Print the entries below word for word; the pictures stay out of your copy.

-------

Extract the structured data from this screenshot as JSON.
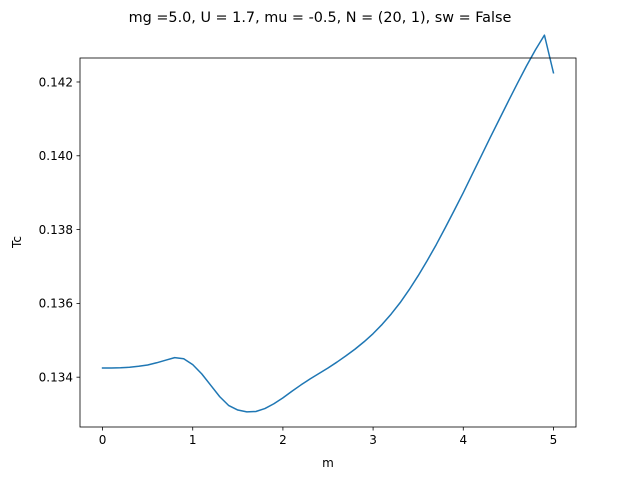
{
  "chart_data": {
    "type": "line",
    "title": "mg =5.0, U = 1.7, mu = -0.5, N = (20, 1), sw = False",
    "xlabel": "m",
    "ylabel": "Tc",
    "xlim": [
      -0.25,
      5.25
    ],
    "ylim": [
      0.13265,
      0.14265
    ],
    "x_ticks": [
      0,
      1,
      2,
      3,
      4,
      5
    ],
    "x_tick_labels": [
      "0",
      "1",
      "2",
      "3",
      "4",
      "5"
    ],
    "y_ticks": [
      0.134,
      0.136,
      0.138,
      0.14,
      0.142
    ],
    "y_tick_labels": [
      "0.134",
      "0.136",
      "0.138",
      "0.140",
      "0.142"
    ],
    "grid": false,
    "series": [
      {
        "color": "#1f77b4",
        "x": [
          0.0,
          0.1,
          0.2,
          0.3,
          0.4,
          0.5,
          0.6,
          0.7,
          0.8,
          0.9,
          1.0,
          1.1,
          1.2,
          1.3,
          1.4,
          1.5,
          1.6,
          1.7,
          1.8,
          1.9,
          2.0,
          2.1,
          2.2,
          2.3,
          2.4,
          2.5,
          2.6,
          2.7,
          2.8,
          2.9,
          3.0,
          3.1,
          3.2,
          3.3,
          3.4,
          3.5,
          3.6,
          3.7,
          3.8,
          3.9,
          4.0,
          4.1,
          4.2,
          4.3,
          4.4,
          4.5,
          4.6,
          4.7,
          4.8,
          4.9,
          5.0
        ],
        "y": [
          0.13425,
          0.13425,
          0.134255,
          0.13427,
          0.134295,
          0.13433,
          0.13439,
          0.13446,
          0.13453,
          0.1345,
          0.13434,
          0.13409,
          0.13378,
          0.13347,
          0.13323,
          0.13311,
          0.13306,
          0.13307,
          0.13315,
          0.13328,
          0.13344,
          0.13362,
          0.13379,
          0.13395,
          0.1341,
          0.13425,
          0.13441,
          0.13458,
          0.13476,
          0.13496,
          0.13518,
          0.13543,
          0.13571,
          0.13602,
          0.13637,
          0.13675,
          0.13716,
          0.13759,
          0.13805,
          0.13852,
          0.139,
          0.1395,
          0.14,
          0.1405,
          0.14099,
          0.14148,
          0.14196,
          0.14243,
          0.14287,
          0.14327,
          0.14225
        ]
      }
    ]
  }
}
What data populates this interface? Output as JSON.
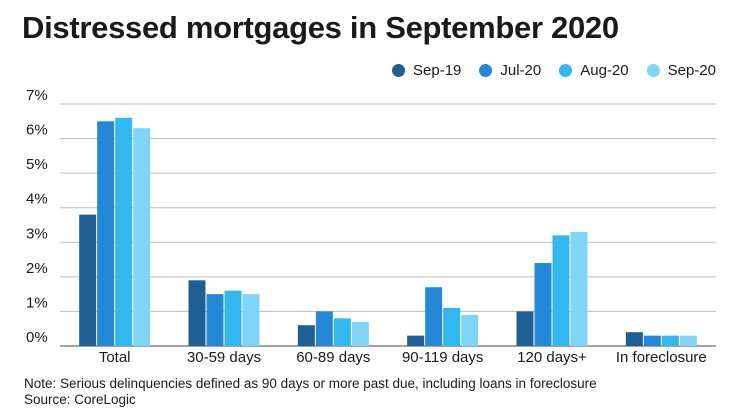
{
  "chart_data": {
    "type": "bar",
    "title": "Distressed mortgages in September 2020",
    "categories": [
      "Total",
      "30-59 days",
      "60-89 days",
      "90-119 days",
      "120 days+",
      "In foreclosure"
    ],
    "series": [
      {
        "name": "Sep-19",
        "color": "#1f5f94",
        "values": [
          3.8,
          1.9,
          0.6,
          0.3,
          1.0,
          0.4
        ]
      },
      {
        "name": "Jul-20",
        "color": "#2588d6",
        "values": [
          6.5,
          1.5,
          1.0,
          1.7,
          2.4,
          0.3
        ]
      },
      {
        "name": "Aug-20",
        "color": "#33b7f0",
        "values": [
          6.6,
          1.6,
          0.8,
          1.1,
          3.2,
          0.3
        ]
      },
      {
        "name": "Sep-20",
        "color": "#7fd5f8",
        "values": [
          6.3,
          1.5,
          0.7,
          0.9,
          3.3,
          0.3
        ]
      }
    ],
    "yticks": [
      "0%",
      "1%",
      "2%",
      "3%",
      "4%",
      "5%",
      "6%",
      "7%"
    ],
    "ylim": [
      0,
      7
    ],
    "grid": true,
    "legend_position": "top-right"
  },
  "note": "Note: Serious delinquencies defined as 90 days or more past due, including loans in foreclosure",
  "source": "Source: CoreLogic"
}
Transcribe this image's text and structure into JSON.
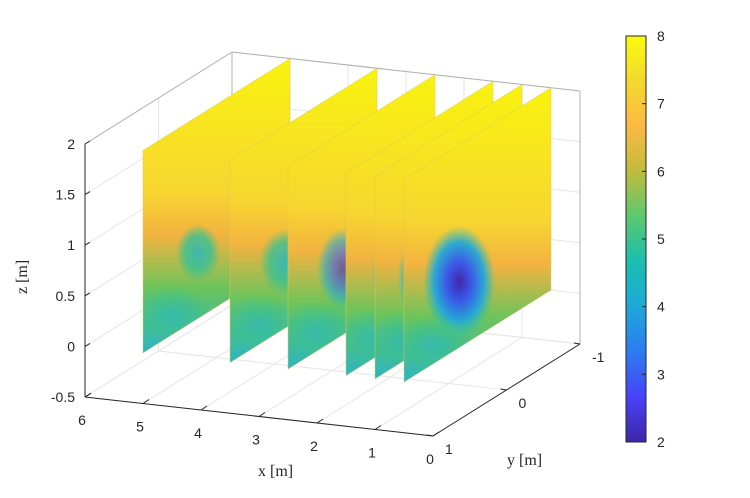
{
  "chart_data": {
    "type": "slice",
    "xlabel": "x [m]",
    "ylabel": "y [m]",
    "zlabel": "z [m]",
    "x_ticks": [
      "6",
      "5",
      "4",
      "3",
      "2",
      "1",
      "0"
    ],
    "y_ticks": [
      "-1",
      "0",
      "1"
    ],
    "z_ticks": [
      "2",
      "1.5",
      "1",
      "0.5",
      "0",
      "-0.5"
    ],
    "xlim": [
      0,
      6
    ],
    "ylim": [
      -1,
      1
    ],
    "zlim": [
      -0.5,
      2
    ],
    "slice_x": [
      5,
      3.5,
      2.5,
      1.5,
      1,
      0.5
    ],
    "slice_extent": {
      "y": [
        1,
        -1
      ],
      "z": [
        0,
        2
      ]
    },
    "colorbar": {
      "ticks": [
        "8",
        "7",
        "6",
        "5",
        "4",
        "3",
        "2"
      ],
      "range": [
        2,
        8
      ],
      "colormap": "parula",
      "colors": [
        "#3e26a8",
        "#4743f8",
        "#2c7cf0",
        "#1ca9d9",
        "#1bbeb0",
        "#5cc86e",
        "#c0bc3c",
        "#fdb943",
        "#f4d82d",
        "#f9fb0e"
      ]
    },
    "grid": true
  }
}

-------

### Response
Extract the structured data from this screenshot as JSON.
{
  "chart_data": {
    "type": "line",
    "title": "mg =5.0, U = 1.7, mu = -0.5, N = (20, 1), sw = False",
    "xlabel": "m",
    "ylabel": "Tc",
    "xlim": [
      -0.25,
      5.25
    ],
    "ylim": [
      0.13265,
      0.14265
    ],
    "x_ticks": [
      0,
      1,
      2,
      3,
      4,
      5
    ],
    "x_tick_labels": [
      "0",
      "1",
      "2",
      "3",
      "4",
      "5"
    ],
    "y_ticks": [
      0.134,
      0.136,
      0.138,
      0.14,
      0.142
    ],
    "y_tick_labels": [
      "0.134",
      "0.136",
      "0.138",
      "0.140",
      "0.142"
    ],
    "grid": false,
    "series": [
      {
        "color": "#1f77b4",
        "x": [
          0.0,
          0.1,
          0.2,
          0.3,
          0.4,
          0.5,
          0.6,
          0.7,
          0.8,
          0.9,
          1.0,
          1.1,
          1.2,
          1.3,
          1.4,
          1.5,
          1.6,
          1.7,
          1.8,
          1.9,
          2.0,
          2.1,
          2.2,
          2.3,
          2.4,
          2.5,
          2.6,
          2.7,
          2.8,
          2.9,
          3.0,
          3.1,
          3.2,
          3.3,
          3.4,
          3.5,
          3.6,
          3.7,
          3.8,
          3.9,
          4.0,
          4.1,
          4.2,
          4.3,
          4.4,
          4.5,
          4.6,
          4.7,
          4.8,
          4.9,
          5.0
        ],
        "y": [
          0.13425,
          0.13425,
          0.134255,
          0.13427,
          0.134295,
          0.13433,
          0.13439,
          0.13446,
          0.13453,
          0.1345,
          0.13434,
          0.13409,
          0.13378,
          0.13347,
          0.13323,
          0.13311,
          0.13306,
          0.13307,
          0.13315,
          0.13328,
          0.13344,
          0.13362,
          0.13379,
          0.13395,
          0.1341,
          0.13425,
          0.13441,
          0.13458,
          0.13476,
          0.13496,
          0.13518,
          0.13543,
          0.13571,
          0.13602,
          0.13637,
          0.13675,
          0.13716,
          0.13759,
          0.13805,
          0.13852,
          0.139,
          0.1395,
          0.14,
          0.1405,
          0.14099,
          0.14148,
          0.14196,
          0.14243,
          0.14287,
          0.14327,
          0.14225
        ]
      }
    ]
  }
}
What data populates this interface? Output as JSON.
{
  "chart_data": {
    "type": "bar",
    "title": "Distressed mortgages in September 2020",
    "categories": [
      "Total",
      "30-59 days",
      "60-89 days",
      "90-119 days",
      "120 days+",
      "In foreclosure"
    ],
    "series": [
      {
        "name": "Sep-19",
        "color": "#1f5f94",
        "values": [
          3.8,
          1.9,
          0.6,
          0.3,
          1.0,
          0.4
        ]
      },
      {
        "name": "Jul-20",
        "color": "#2588d6",
        "values": [
          6.5,
          1.5,
          1.0,
          1.7,
          2.4,
          0.3
        ]
      },
      {
        "name": "Aug-20",
        "color": "#33b7f0",
        "values": [
          6.6,
          1.6,
          0.8,
          1.1,
          3.2,
          0.3
        ]
      },
      {
        "name": "Sep-20",
        "color": "#7fd5f8",
        "values": [
          6.3,
          1.5,
          0.7,
          0.9,
          3.3,
          0.3
        ]
      }
    ],
    "yticks": [
      "0%",
      "1%",
      "2%",
      "3%",
      "4%",
      "5%",
      "6%",
      "7%"
    ],
    "ylim": [
      0,
      7
    ],
    "grid": true,
    "legend_position": "top-right"
  },
  "note": "Note: Serious delinquencies defined as 90 days or more past due, including loans in foreclosure",
  "source": "Source: CoreLogic"
}
Transcribe this image's text and structure into JSON.
{
  "chart_data": {
    "type": "slice",
    "xlabel": "x [m]",
    "ylabel": "y [m]",
    "zlabel": "z [m]",
    "x_ticks": [
      "6",
      "5",
      "4",
      "3",
      "2",
      "1",
      "0"
    ],
    "y_ticks": [
      "-1",
      "0",
      "1"
    ],
    "z_ticks": [
      "2",
      "1.5",
      "1",
      "0.5",
      "0",
      "-0.5"
    ],
    "xlim": [
      0,
      6
    ],
    "ylim": [
      -1,
      1
    ],
    "zlim": [
      -0.5,
      2
    ],
    "slice_x": [
      5,
      3.5,
      2.5,
      1.5,
      1,
      0.5
    ],
    "slice_extent": {
      "y": [
        1,
        -1
      ],
      "z": [
        0,
        2
      ]
    },
    "colorbar": {
      "ticks": [
        "8",
        "7",
        "6",
        "5",
        "4",
        "3",
        "2"
      ],
      "range": [
        2,
        8
      ],
      "colormap": "parula",
      "colors": [
        "#3e26a8",
        "#4743f8",
        "#2c7cf0",
        "#1ca9d9",
        "#1bbeb0",
        "#5cc86e",
        "#c0bc3c",
        "#fdb943",
        "#f4d82d",
        "#f9fb0e"
      ]
    },
    "grid": true
  }
}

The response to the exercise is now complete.